What is asked » Lift every line from the entries that includes the word "this".

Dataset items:
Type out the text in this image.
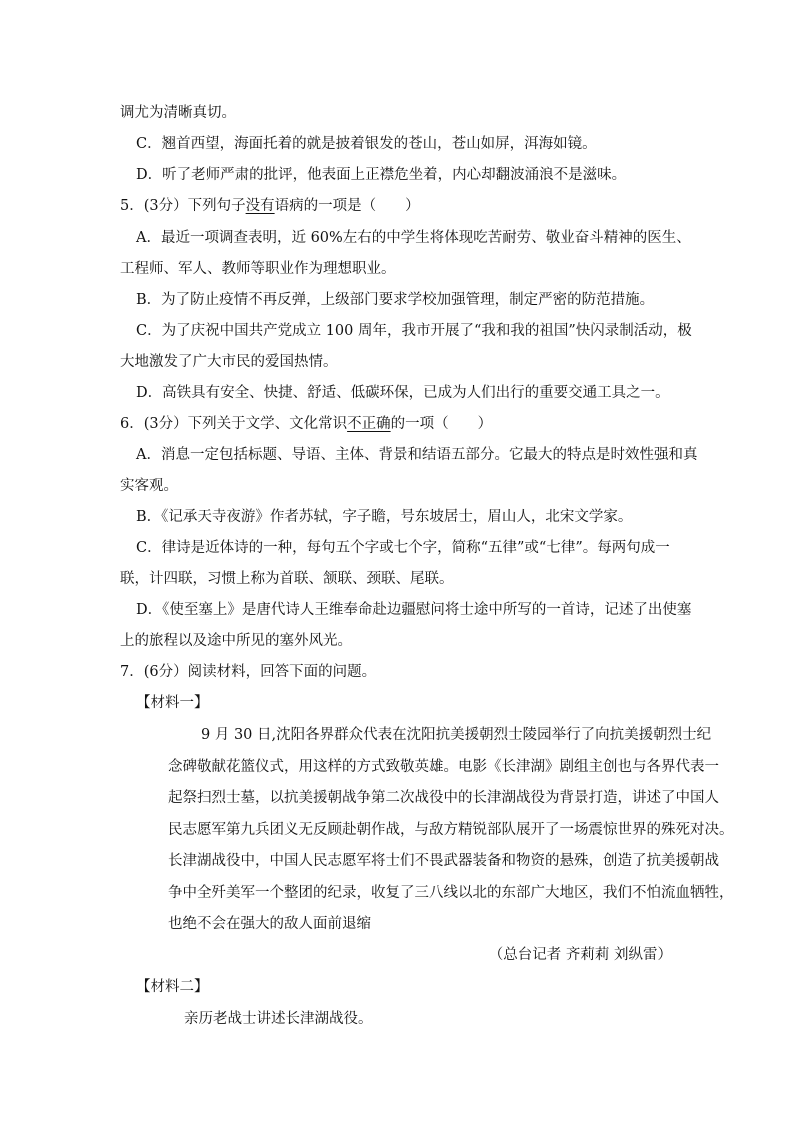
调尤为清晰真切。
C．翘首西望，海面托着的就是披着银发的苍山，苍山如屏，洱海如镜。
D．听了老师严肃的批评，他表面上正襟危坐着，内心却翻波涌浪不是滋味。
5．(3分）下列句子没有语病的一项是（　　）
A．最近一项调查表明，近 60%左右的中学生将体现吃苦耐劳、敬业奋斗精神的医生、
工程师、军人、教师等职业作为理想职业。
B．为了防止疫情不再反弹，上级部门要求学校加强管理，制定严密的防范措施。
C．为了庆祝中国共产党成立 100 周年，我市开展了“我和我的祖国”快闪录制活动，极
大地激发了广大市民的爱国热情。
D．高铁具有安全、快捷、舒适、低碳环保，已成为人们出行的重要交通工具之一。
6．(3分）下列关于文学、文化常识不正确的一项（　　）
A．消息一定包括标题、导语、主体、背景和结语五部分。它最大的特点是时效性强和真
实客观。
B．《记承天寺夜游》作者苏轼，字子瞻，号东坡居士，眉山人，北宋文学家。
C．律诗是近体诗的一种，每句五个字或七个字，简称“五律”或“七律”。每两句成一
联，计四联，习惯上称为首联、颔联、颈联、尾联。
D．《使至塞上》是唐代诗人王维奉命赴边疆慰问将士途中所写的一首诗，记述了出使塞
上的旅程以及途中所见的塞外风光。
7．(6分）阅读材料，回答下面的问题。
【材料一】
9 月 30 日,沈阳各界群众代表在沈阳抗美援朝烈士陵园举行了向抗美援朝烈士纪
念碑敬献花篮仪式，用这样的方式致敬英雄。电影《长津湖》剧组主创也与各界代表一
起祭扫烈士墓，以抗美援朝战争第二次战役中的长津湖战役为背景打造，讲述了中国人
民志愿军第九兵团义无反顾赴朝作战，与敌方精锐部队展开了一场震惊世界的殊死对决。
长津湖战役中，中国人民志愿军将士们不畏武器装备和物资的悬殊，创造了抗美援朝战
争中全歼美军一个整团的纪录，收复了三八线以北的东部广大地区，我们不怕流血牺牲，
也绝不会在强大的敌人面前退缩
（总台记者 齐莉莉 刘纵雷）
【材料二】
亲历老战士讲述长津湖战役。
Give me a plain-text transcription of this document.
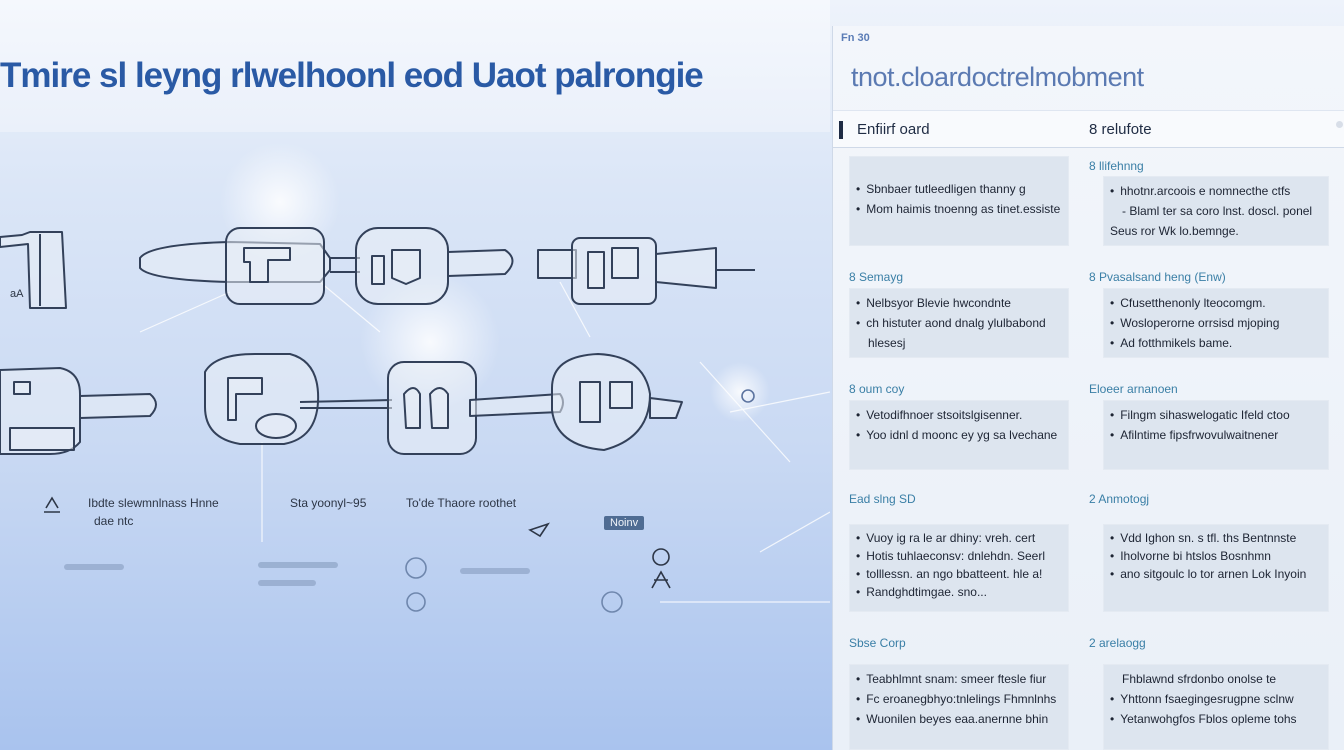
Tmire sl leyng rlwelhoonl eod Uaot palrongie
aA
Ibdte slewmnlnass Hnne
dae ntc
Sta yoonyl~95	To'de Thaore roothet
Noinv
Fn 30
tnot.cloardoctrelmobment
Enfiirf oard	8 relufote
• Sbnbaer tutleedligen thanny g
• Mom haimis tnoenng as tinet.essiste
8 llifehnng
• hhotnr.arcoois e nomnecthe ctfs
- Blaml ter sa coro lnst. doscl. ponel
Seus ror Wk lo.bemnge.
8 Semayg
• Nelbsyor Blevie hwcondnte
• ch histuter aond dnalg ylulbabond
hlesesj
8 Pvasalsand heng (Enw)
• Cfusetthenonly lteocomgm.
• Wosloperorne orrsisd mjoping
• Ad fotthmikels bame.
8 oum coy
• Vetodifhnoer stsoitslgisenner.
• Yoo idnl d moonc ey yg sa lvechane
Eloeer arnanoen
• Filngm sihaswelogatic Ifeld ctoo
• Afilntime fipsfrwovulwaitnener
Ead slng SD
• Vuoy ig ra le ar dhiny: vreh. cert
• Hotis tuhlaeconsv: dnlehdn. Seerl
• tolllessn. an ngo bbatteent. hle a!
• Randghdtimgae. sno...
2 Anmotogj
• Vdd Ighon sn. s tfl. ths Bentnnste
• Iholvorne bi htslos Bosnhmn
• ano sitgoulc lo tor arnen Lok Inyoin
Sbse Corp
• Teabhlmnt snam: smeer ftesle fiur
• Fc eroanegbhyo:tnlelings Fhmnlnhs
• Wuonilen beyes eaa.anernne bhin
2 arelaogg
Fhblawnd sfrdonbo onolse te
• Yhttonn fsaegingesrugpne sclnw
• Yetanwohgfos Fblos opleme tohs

Answer to the exercise »
Type out the text in this image.
Give me a plain-text transcription of this document.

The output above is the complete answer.